• [Information supplied]
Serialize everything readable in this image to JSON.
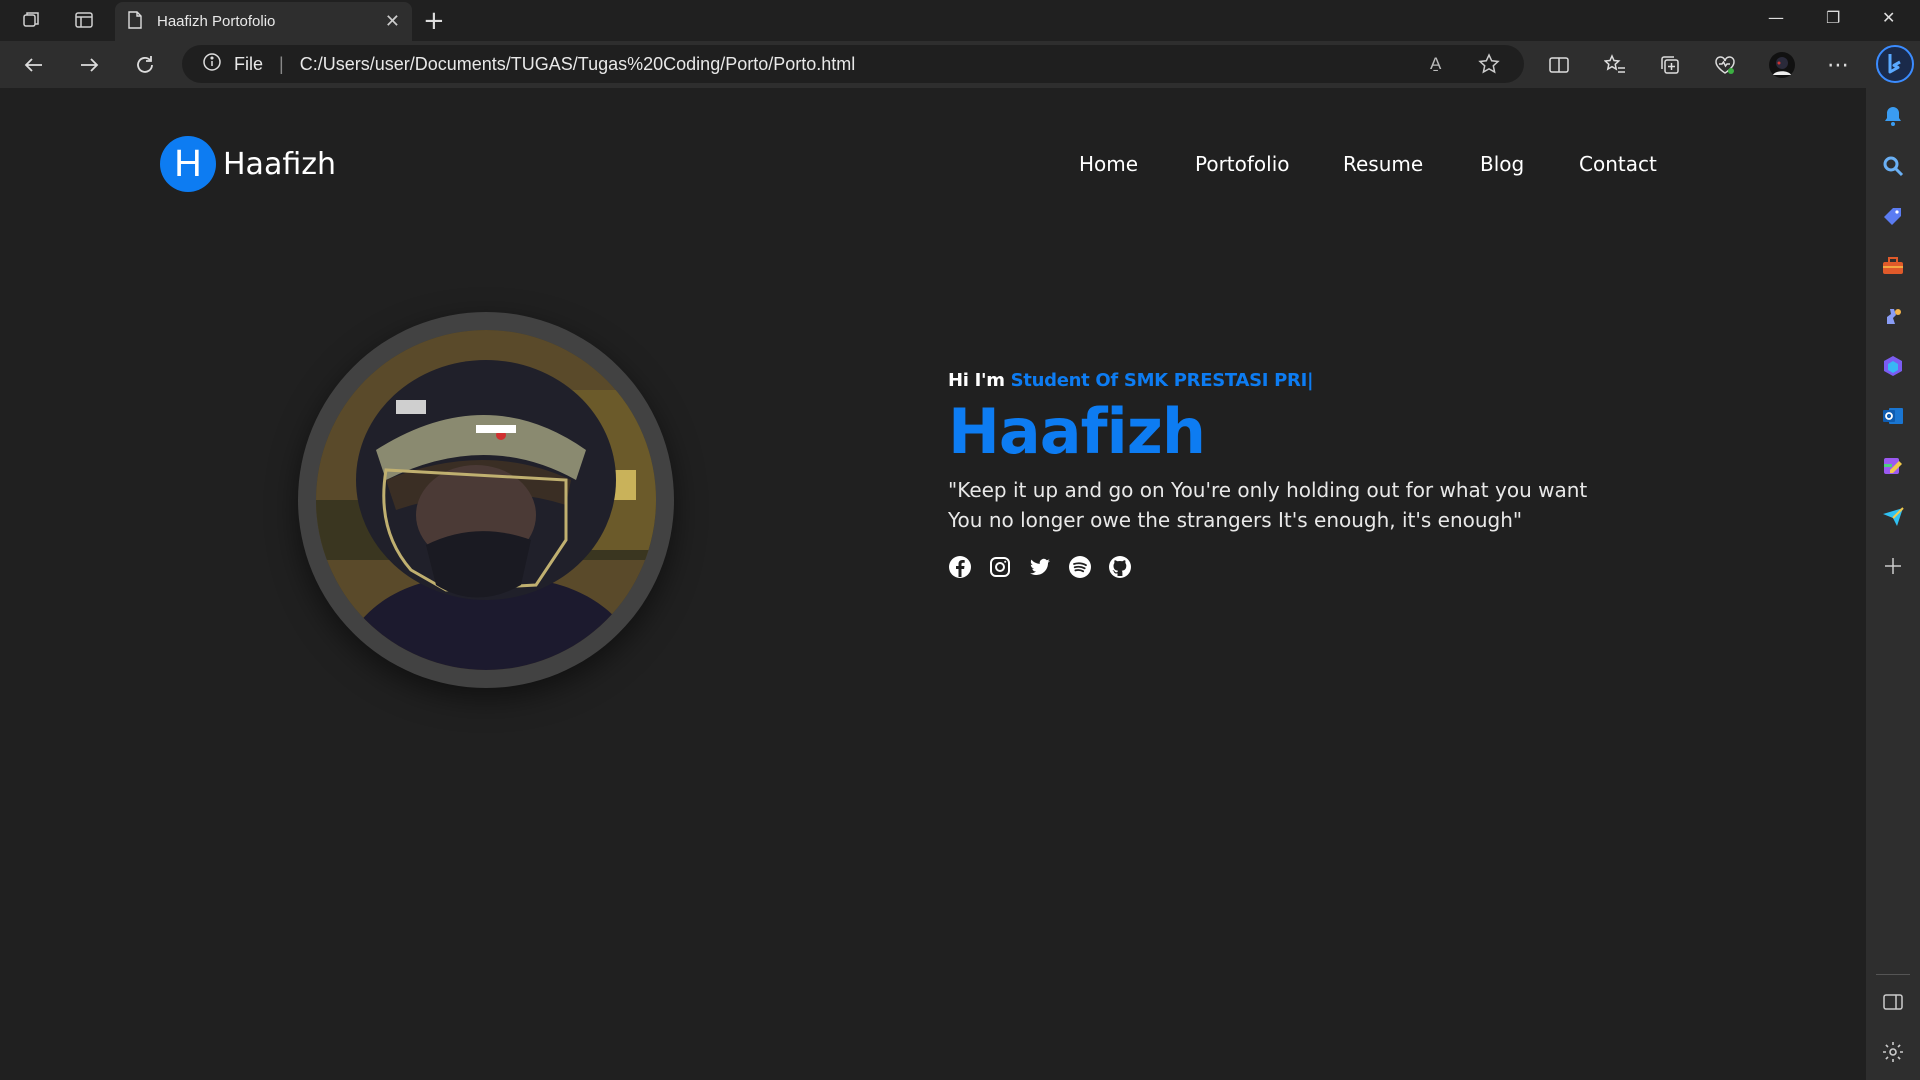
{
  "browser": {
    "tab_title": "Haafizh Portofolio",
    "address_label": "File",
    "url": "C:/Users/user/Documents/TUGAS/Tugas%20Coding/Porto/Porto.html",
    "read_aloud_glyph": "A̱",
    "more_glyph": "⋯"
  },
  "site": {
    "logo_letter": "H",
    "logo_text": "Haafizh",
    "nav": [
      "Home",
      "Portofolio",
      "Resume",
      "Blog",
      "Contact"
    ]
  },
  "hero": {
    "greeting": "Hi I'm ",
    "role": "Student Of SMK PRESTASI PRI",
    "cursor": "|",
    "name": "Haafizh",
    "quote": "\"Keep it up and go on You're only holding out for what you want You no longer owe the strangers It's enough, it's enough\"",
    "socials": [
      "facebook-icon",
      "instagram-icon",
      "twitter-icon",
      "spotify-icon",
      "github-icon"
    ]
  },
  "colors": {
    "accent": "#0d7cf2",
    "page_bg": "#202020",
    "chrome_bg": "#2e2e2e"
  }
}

• [Written exercise] Copy each line from the data above that includes "Portofolio".

• [Written answer]
    "tab_title": "Haafizh Portofolio",
      "Portofolio",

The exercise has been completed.